◆ SHORT TASK 1
From the Off Grid thread, retype everything from "I think that" down to "not a final.".

# Off Grid



## conarb (May 19, 2010)

As far as I know here in California you can't get a building finaled unless there is an electrical hookup, in Texas if a home is built "off the grid" is a utility hookup required to final the building?


----------



## Mule (May 19, 2010)

There is no requirement to "connect" to a service provider. However, within our city, we do require the electrical to be connected at the final in order to test the system. After that................

If there aren't any inspections "off the grid" then no service is required.


----------



## conarb (May 19, 2010)

So theoretically a guy could wire a home to code, hook up soar panels and/or a windmill and pass final? Even though you know there will be no power at night when the wind isn't blowing?


----------



## globe trekker (May 19, 2010)

.

Conarb,

I think that storage batteries ' would ' provide some power from a stored source, in the evenings, ...just not from the traditional source known as "The Grid!"

.


----------



## Mule (May 19, 2010)

If there is no inspection process then solar panels or wind turbins wouldn't even be required to be there is not a final.

There are some cities in Texas that don't want the electricity connected when performing a final inspection. Something about liabilities...

I don't see how a final can be performed with electricity but that's just me!


----------



## cda (May 19, 2010)

There were some posts on that other site, about cabins being built in the hill with no electrcity and getting passed with battery smokes.

◆ SHORT TASK 2
Convert everything in the rows from the first line down to the line containing "y-tick-label: 10 — [43, 314, 62, 332]" into a Markdown table with the columns Line and Entry, omitting blank lines.

Layout annotation records:

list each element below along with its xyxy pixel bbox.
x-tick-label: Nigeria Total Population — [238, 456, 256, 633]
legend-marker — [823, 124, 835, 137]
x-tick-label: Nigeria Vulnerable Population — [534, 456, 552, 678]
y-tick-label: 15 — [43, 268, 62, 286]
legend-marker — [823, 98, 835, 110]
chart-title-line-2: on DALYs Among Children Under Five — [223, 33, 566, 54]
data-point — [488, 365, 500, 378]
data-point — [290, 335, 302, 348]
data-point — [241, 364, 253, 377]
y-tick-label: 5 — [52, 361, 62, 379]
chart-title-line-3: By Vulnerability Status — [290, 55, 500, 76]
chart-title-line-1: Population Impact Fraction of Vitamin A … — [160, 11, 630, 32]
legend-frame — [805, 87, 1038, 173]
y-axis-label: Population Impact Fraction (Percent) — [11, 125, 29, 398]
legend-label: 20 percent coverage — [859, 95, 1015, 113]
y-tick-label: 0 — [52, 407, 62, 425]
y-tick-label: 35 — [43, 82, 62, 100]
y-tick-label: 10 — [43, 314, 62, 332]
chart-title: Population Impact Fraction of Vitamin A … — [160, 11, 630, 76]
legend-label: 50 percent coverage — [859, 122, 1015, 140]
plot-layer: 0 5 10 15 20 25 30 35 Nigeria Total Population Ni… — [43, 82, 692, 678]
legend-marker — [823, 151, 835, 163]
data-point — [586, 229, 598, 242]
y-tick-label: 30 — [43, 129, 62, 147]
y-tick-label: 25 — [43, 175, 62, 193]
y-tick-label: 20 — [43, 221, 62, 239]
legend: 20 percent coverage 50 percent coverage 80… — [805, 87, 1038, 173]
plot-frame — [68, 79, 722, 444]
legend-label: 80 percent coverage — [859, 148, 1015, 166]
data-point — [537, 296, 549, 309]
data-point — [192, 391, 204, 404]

◆ COMPLETE RESPONSE 1
I think that storage batteries ' would ' provide some power from a stored source, in the evenings, ...just not from the traditional source known as "The Grid!"

.


----------



## Mule (May 19, 2010)

If there is no inspection process then solar panels or wind turbins wouldn't even be required to be there is not a final.

◆ COMPLETE RESPONSE 2
| Line | Entry |
|---|---|
| 1 | list each element below along with its xyxy pixel bbox. |
| 2 | x-tick-label: Nigeria Total Population — [238, 456, 256, 633] |
| 3 | legend-marker — [823, 124, 835, 137] |
| 4 | x-tick-label: Nigeria Vulnerable Population — [534, 456, 552, 678] |
| 5 | y-tick-label: 15 — [43, 268, 62, 286] |
| 6 | legend-marker — [823, 98, 835, 110] |
| 7 | chart-title-line-2: on DALYs Among Children Under Five — [223, 33, 566, 54] |
| 8 | data-point — [488, 365, 500, 378] |
| 9 | data-point — [290, 335, 302, 348] |
| 10 | data-point — [241, 364, 253, 377] |
| 11 | y-tick-label: 5 — [52, 361, 62, 379] |
| 12 | chart-title-line-3: By Vulnerability Status — [290, 55, 500, 76] |
| 13 | chart-title-line-1: Population Impact Fraction of Vitamin A … — [160, 11, 630, 32] |
| 14 | legend-frame — [805, 87, 1038, 173] |
| 15 | y-axis-label: Population Impact Fraction (Percent) — [11, 125, 29, 398] |
| 16 | legend-label: 20 percent coverage — [859, 95, 1015, 113] |
| 17 | y-tick-label: 0 — [52, 407, 62, 425] |
| 18 | y-tick-label: 35 — [43, 82, 62, 100] |
| 19 | y-tick-label: 10 — [43, 314, 62, 332] |